■ Request ■
Everything in the listing should be restated word for word.

----

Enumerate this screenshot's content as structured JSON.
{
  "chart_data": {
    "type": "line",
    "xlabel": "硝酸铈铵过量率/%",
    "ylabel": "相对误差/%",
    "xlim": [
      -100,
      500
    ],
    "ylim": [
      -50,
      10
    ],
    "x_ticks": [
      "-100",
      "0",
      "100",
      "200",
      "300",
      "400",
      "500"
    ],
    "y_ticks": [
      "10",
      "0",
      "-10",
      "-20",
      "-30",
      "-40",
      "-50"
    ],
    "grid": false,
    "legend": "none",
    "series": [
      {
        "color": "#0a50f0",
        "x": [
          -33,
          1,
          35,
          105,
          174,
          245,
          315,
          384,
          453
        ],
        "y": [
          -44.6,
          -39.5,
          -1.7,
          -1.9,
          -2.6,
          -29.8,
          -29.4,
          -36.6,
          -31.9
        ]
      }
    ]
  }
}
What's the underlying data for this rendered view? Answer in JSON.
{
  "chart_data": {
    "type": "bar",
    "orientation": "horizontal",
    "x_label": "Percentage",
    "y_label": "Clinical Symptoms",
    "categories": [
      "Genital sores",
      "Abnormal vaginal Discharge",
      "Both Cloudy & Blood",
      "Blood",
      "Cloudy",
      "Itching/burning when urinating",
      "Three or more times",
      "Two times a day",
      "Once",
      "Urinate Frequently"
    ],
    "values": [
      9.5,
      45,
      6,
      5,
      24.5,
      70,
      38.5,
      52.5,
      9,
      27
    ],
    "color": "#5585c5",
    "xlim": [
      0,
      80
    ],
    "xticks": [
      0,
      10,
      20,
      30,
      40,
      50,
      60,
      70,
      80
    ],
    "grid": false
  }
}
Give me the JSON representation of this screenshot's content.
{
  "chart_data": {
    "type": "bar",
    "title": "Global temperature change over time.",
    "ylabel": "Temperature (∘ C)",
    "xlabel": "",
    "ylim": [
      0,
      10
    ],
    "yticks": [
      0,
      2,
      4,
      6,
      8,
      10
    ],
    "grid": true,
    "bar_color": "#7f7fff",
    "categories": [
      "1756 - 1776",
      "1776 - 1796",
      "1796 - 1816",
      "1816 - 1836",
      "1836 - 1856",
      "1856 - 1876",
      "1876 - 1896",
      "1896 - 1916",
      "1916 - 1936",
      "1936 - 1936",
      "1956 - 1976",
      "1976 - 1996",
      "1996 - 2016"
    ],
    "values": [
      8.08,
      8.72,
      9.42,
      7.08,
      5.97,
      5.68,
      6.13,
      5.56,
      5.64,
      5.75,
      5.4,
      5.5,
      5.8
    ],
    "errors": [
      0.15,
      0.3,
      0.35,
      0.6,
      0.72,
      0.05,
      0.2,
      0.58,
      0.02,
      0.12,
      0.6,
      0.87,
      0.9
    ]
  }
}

----

■ Output of the exercise ■
Enumerate this screenshot's content as structured JSON.
{
  "chart_data": {
    "type": "line",
    "xlabel": "硝酸铈铵过量率/%",
    "ylabel": "相对误差/%",
    "xlim": [
      -100,
      500
    ],
    "ylim": [
      -50,
      10
    ],
    "x_ticks": [
      "-100",
      "0",
      "100",
      "200",
      "300",
      "400",
      "500"
    ],
    "y_ticks": [
      "10",
      "0",
      "-10",
      "-20",
      "-30",
      "-40",
      "-50"
    ],
    "grid": false,
    "legend": "none",
    "series": [
      {
        "color": "#0a50f0",
        "x": [
          -33,
          1,
          35,
          105,
          174,
          245,
          315,
          384,
          453
        ],
        "y": [
          -44.6,
          -39.5,
          -1.7,
          -1.9,
          -2.6,
          -29.8,
          -29.4,
          -36.6,
          -31.9
        ]
      }
    ]
  }
}
What's the underlying data for this rendered view? Answer in JSON.
{
  "chart_data": {
    "type": "bar",
    "orientation": "horizontal",
    "x_label": "Percentage",
    "y_label": "Clinical Symptoms",
    "categories": [
      "Genital sores",
      "Abnormal vaginal Discharge",
      "Both Cloudy & Blood",
      "Blood",
      "Cloudy",
      "Itching/burning when urinating",
      "Three or more times",
      "Two times a day",
      "Once",
      "Urinate Frequently"
    ],
    "values": [
      9.5,
      45,
      6,
      5,
      24.5,
      70,
      38.5,
      52.5,
      9,
      27
    ],
    "color": "#5585c5",
    "xlim": [
      0,
      80
    ],
    "xticks": [
      0,
      10,
      20,
      30,
      40,
      50,
      60,
      70,
      80
    ],
    "grid": false
  }
}
Give me the JSON representation of this screenshot's content.
{
  "chart_data": {
    "type": "bar",
    "title": "Global temperature change over time.",
    "ylabel": "Temperature (∘ C)",
    "xlabel": "",
    "ylim": [
      0,
      10
    ],
    "yticks": [
      0,
      2,
      4,
      6,
      8,
      10
    ],
    "grid": true,
    "bar_color": "#7f7fff",
    "categories": [
      "1756 - 1776",
      "1776 - 1796",
      "1796 - 1816",
      "1816 - 1836",
      "1836 - 1856",
      "1856 - 1876",
      "1876 - 1896",
      "1896 - 1916",
      "1916 - 1936",
      "1936 - 1936",
      "1956 - 1976",
      "1976 - 1996",
      "1996 - 2016"
    ],
    "values": [
      8.08,
      8.72,
      9.42,
      7.08,
      5.97,
      5.68,
      6.13,
      5.56,
      5.64,
      5.75,
      5.4,
      5.5,
      5.8
    ],
    "errors": [
      0.15,
      0.3,
      0.35,
      0.6,
      0.72,
      0.05,
      0.2,
      0.58,
      0.02,
      0.12,
      0.6,
      0.87,
      0.9
    ]
  }
}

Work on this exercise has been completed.